• [TASK TO CARRY OUT] From the epistemology text below, extract verbatim the portion that begins at "For example, is" and ends after "believe is true.".

• [SOURCE TEXT]
Epistemology is what we on the farm called “a $10 word.” At $10, though, it’s underpriced because epistemology — the study of what we believe, what is true, and the evidence we have to justify that truth and belief — covers a lot of ground. In short, epistemology is the study of knowledge.
That topic sounds drier than last summer’s straw until you test it on yourself.
For example, is global warming real? How do you know? Are GMOs unsafe? What are your facts? Will soybean prices rally into spring? What’s your evidence?
That’s what I mean; easy answers evaporate when you’re required to supply hard evidence to prove what you believe is true.
There is no shallow end in the old epistemological pool. Wherever you jump in, the water’s deep.
Still, the “truth” you use to justify your answers and, say, the “truth” I might use to answer the same questions should not differ even though our “beliefs” very well could.
Facts, after all, are facts and if your evidence proves that my beliefs are either suspect or wrong, then your ideas, policy, and laws — your knowledge — is more than likely right and mine is more than likely wrong, and as such, and I need to alter my beliefs.

• [RECORDS SHOWN]
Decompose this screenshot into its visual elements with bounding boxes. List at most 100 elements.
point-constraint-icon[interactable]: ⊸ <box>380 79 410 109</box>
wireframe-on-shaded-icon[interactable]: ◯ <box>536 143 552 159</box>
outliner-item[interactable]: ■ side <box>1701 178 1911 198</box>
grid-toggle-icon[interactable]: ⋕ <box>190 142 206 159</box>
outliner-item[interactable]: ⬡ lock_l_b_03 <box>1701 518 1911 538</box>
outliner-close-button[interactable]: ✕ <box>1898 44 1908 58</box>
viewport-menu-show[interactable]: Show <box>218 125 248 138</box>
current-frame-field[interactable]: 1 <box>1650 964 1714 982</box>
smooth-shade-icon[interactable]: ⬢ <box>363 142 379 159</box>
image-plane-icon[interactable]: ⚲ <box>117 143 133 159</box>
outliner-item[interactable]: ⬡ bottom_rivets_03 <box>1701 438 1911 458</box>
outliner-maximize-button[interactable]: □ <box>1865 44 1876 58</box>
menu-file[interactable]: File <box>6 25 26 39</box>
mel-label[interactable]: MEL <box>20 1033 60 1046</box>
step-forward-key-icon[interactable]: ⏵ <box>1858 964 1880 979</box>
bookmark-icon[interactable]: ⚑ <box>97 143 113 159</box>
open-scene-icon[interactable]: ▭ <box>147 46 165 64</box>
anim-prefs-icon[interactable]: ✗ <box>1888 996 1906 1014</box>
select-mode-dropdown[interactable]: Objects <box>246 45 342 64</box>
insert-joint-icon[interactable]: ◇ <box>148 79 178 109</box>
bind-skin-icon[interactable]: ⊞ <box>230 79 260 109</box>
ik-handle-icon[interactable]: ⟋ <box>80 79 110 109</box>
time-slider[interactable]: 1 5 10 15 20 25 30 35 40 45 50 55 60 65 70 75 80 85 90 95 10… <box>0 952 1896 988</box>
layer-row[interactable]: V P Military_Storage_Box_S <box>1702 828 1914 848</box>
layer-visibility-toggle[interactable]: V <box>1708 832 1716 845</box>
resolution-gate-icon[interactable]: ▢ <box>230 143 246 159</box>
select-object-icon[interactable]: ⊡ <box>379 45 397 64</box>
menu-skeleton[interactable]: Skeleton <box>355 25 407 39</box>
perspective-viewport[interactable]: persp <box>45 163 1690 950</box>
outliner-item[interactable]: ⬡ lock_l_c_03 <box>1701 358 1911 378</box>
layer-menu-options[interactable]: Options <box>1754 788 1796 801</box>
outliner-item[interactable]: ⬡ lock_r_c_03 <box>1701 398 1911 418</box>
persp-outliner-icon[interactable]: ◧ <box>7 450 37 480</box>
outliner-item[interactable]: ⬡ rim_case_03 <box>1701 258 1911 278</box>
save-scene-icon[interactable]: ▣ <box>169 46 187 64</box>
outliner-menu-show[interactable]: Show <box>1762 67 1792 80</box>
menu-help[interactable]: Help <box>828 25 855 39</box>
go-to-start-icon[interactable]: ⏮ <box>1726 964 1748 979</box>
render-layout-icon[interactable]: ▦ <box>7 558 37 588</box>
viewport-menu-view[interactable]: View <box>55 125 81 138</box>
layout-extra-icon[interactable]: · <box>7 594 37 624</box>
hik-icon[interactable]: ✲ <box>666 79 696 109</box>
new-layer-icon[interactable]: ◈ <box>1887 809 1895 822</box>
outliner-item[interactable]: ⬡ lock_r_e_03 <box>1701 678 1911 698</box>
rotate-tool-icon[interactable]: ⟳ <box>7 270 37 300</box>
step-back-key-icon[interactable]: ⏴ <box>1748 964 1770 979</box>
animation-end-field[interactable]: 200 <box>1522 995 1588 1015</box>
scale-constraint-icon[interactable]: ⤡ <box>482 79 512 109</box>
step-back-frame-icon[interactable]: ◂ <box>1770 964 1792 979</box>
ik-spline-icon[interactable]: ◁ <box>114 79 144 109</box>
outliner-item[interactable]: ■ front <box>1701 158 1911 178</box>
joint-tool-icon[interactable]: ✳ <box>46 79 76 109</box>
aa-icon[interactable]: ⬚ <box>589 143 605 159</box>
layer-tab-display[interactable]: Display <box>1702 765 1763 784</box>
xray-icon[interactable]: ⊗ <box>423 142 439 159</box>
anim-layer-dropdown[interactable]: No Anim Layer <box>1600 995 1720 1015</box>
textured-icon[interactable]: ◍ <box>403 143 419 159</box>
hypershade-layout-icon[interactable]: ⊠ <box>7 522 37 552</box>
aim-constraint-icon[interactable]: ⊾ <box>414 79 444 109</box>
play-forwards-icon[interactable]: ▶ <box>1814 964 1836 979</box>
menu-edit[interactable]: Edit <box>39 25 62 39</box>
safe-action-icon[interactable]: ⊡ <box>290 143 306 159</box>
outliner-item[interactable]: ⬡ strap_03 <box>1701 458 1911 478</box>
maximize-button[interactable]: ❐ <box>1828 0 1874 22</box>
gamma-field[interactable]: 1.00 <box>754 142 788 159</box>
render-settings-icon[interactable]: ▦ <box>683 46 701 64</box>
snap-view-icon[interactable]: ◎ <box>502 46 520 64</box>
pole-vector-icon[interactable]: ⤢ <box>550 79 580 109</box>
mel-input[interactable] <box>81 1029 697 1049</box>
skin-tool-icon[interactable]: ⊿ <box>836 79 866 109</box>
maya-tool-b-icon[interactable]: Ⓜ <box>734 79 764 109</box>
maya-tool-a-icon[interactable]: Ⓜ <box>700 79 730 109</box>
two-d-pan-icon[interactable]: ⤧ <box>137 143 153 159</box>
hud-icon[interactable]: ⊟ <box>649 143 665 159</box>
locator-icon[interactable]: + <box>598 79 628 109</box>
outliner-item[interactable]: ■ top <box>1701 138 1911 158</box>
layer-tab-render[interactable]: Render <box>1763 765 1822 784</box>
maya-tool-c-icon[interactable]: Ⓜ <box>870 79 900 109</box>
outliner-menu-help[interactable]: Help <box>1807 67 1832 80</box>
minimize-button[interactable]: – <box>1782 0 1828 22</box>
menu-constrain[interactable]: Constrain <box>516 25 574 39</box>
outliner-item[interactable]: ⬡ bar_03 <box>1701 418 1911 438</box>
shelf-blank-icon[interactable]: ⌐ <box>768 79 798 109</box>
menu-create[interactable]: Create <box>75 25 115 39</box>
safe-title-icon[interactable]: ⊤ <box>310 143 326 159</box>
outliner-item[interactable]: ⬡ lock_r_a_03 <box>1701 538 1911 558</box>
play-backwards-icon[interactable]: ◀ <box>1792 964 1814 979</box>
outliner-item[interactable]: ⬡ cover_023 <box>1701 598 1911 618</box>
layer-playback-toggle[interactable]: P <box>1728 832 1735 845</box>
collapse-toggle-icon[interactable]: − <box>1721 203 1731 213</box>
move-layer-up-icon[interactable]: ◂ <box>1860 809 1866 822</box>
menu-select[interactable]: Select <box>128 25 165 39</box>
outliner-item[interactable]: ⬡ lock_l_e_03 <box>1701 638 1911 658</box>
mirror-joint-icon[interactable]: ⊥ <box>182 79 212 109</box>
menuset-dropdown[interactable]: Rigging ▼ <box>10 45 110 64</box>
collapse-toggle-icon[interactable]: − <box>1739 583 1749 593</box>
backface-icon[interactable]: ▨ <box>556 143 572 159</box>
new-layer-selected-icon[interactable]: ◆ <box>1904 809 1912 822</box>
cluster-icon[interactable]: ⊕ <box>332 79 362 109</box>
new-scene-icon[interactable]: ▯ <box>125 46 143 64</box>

• [EXPECTED OUTPUT]
For example, is global warming real? How do you know? Are GMOs unsafe? What are your facts? Will soybean prices rally into spring? What’s your evidence?
That’s what I mean; easy answers evaporate when you’re required to supply hard evidence to prove what you believe is true.